Across all the lines below, how many contain the string "JSON"? Please reply with the number only.
==== RECORD SET ====
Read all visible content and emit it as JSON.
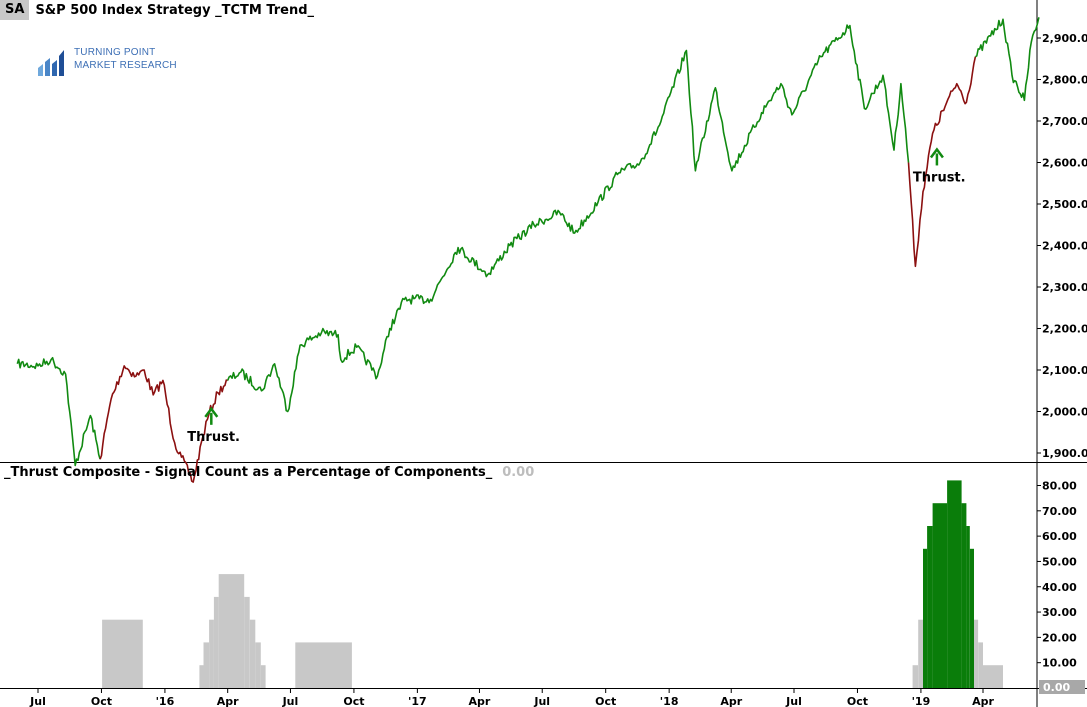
{
  "header": {
    "symbol": "SA",
    "title": "S&P 500 Index  Strategy  _TCTM Trend_"
  },
  "logo": {
    "line1": "TURNING POINT",
    "line2": "MARKET RESEARCH"
  },
  "subpanel": {
    "title": "_Thrust Composite - Signal Count as a Percentage of Components_",
    "current_value": "0.00"
  },
  "colors": {
    "up": "#118a11",
    "down": "#8b1010",
    "bar_green": "#0a7d0a",
    "bar_grey": "#c8c8c8",
    "logo": "#3d6fb5"
  },
  "chart_data": [
    {
      "type": "line",
      "name": "price",
      "ylim": [
        1840,
        2960
      ],
      "y_ticks": [
        "1,900.00",
        "2,000.00",
        "2,100.00",
        "2,200.00",
        "2,300.00",
        "2,400.00",
        "2,500.00",
        "2,600.00",
        "2,700.00",
        "2,800.00",
        "2,900.00"
      ],
      "x_ticks": [
        "Jul",
        "Oct",
        "'16",
        "Apr",
        "Jul",
        "Oct",
        "'17",
        "Apr",
        "Jul",
        "Oct",
        "'18",
        "Apr",
        "Jul",
        "Oct",
        "'19",
        "Apr"
      ],
      "x_range": [
        "2015-06",
        "2019-05"
      ],
      "annotations": [
        {
          "text": "Thrust.",
          "date": "2016-03"
        },
        {
          "text": "Thrust.",
          "date": "2019-01"
        }
      ],
      "series": [
        {
          "state": "up",
          "points": [
            [
              "2015-06-01",
              2115
            ],
            [
              "2015-07-01",
              2110
            ],
            [
              "2015-07-20",
              2125
            ],
            [
              "2015-08-10",
              2090
            ],
            [
              "2015-08-24",
              1870
            ],
            [
              "2015-09-15",
              1990
            ],
            [
              "2015-09-29",
              1885
            ]
          ]
        },
        {
          "state": "down",
          "points": [
            [
              "2015-09-29",
              1885
            ],
            [
              "2015-10-15",
              2030
            ],
            [
              "2015-11-03",
              2110
            ],
            [
              "2015-11-20",
              2085
            ],
            [
              "2015-12-02",
              2100
            ],
            [
              "2015-12-15",
              2040
            ],
            [
              "2015-12-29",
              2075
            ],
            [
              "2016-01-15",
              1925
            ],
            [
              "2016-01-25",
              1890
            ],
            [
              "2016-02-11",
              1830
            ],
            [
              "2016-02-25",
              1940
            ],
            [
              "2016-03-05",
              1995
            ],
            [
              "2016-03-18",
              2045
            ],
            [
              "2016-04-01",
              2075
            ]
          ]
        },
        {
          "state": "up",
          "points": [
            [
              "2016-04-01",
              2075
            ],
            [
              "2016-04-20",
              2095
            ],
            [
              "2016-05-20",
              2050
            ],
            [
              "2016-06-08",
              2115
            ],
            [
              "2016-06-27",
              2000
            ],
            [
              "2016-07-15",
              2160
            ],
            [
              "2016-08-15",
              2190
            ],
            [
              "2016-09-08",
              2185
            ],
            [
              "2016-09-12",
              2125
            ],
            [
              "2016-10-05",
              2155
            ],
            [
              "2016-11-04",
              2085
            ],
            [
              "2016-11-22",
              2200
            ],
            [
              "2016-12-13",
              2270
            ],
            [
              "2017-01-20",
              2270
            ],
            [
              "2017-03-01",
              2395
            ],
            [
              "2017-04-13",
              2330
            ],
            [
              "2017-05-15",
              2400
            ],
            [
              "2017-06-19",
              2450
            ],
            [
              "2017-07-26",
              2480
            ],
            [
              "2017-08-17",
              2430
            ],
            [
              "2017-09-20",
              2505
            ],
            [
              "2017-10-20",
              2575
            ],
            [
              "2017-11-20",
              2600
            ],
            [
              "2017-12-18",
              2690
            ],
            [
              "2018-01-26",
              2870
            ],
            [
              "2018-02-08",
              2580
            ],
            [
              "2018-03-09",
              2780
            ],
            [
              "2018-04-02",
              2580
            ],
            [
              "2018-05-15",
              2720
            ],
            [
              "2018-06-12",
              2790
            ],
            [
              "2018-06-28",
              2715
            ],
            [
              "2018-08-09",
              2855
            ],
            [
              "2018-09-20",
              2930
            ],
            [
              "2018-10-11",
              2730
            ],
            [
              "2018-11-07",
              2810
            ],
            [
              "2018-11-23",
              2630
            ],
            [
              "2018-12-03",
              2790
            ],
            [
              "2018-12-14",
              2600
            ]
          ]
        },
        {
          "state": "down",
          "points": [
            [
              "2018-12-14",
              2600
            ],
            [
              "2018-12-24",
              2350
            ],
            [
              "2019-01-04",
              2530
            ],
            [
              "2019-01-18",
              2670
            ],
            [
              "2019-02-05",
              2735
            ],
            [
              "2019-02-22",
              2790
            ],
            [
              "2019-03-08",
              2745
            ],
            [
              "2019-03-21",
              2855
            ]
          ]
        },
        {
          "state": "up",
          "points": [
            [
              "2019-03-21",
              2855
            ],
            [
              "2019-04-12",
              2905
            ],
            [
              "2019-04-30",
              2945
            ],
            [
              "2019-05-13",
              2810
            ],
            [
              "2019-05-31",
              2750
            ],
            [
              "2019-06-10",
              2890
            ],
            [
              "2019-06-21",
              2950
            ]
          ]
        }
      ]
    },
    {
      "type": "bar",
      "name": "Thrust Composite",
      "ylim": [
        0,
        88
      ],
      "y_ticks": [
        "10.00",
        "20.00",
        "30.00",
        "40.00",
        "50.00",
        "60.00",
        "70.00",
        "80.00",
        "0.00"
      ],
      "bars": [
        {
          "start": "2015-10-02",
          "end": "2015-11-30",
          "value": 27,
          "state": "grey"
        },
        {
          "start": "2016-02-20",
          "end": "2016-02-26",
          "value": 9,
          "state": "grey"
        },
        {
          "start": "2016-02-26",
          "end": "2016-03-05",
          "value": 18,
          "state": "grey"
        },
        {
          "start": "2016-03-05",
          "end": "2016-03-12",
          "value": 27,
          "state": "grey"
        },
        {
          "start": "2016-03-12",
          "end": "2016-03-19",
          "value": 36,
          "state": "grey"
        },
        {
          "start": "2016-03-19",
          "end": "2016-04-25",
          "value": 45,
          "state": "grey"
        },
        {
          "start": "2016-04-25",
          "end": "2016-05-03",
          "value": 36,
          "state": "grey"
        },
        {
          "start": "2016-05-03",
          "end": "2016-05-11",
          "value": 27,
          "state": "grey"
        },
        {
          "start": "2016-05-11",
          "end": "2016-05-19",
          "value": 18,
          "state": "grey"
        },
        {
          "start": "2016-05-19",
          "end": "2016-05-26",
          "value": 9,
          "state": "grey"
        },
        {
          "start": "2016-07-08",
          "end": "2016-09-28",
          "value": 18,
          "state": "grey"
        },
        {
          "start": "2018-12-20",
          "end": "2018-12-28",
          "value": 9,
          "state": "grey"
        },
        {
          "start": "2018-12-28",
          "end": "2019-01-04",
          "value": 27,
          "state": "grey"
        },
        {
          "start": "2019-01-04",
          "end": "2019-01-10",
          "value": 55,
          "state": "green"
        },
        {
          "start": "2019-01-10",
          "end": "2019-01-18",
          "value": 64,
          "state": "green"
        },
        {
          "start": "2019-01-18",
          "end": "2019-02-08",
          "value": 73,
          "state": "green"
        },
        {
          "start": "2019-02-08",
          "end": "2019-03-01",
          "value": 82,
          "state": "green"
        },
        {
          "start": "2019-03-01",
          "end": "2019-03-08",
          "value": 73,
          "state": "green"
        },
        {
          "start": "2019-03-08",
          "end": "2019-03-13",
          "value": 64,
          "state": "green"
        },
        {
          "start": "2019-03-13",
          "end": "2019-03-19",
          "value": 55,
          "state": "green"
        },
        {
          "start": "2019-03-19",
          "end": "2019-03-25",
          "value": 27,
          "state": "grey"
        },
        {
          "start": "2019-03-25",
          "end": "2019-04-01",
          "value": 18,
          "state": "grey"
        },
        {
          "start": "2019-04-01",
          "end": "2019-04-30",
          "value": 9,
          "state": "grey"
        }
      ]
    }
  ]
}
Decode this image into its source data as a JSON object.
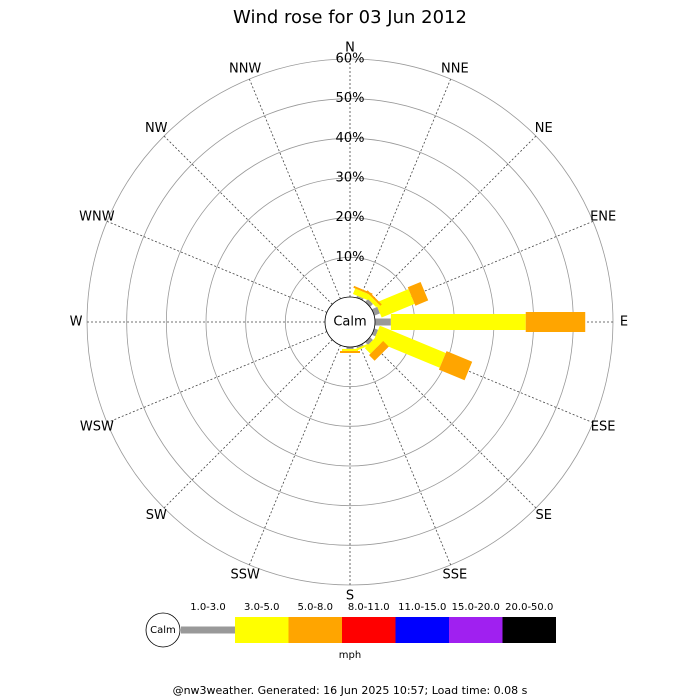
====
OUTPUT BELOW> 2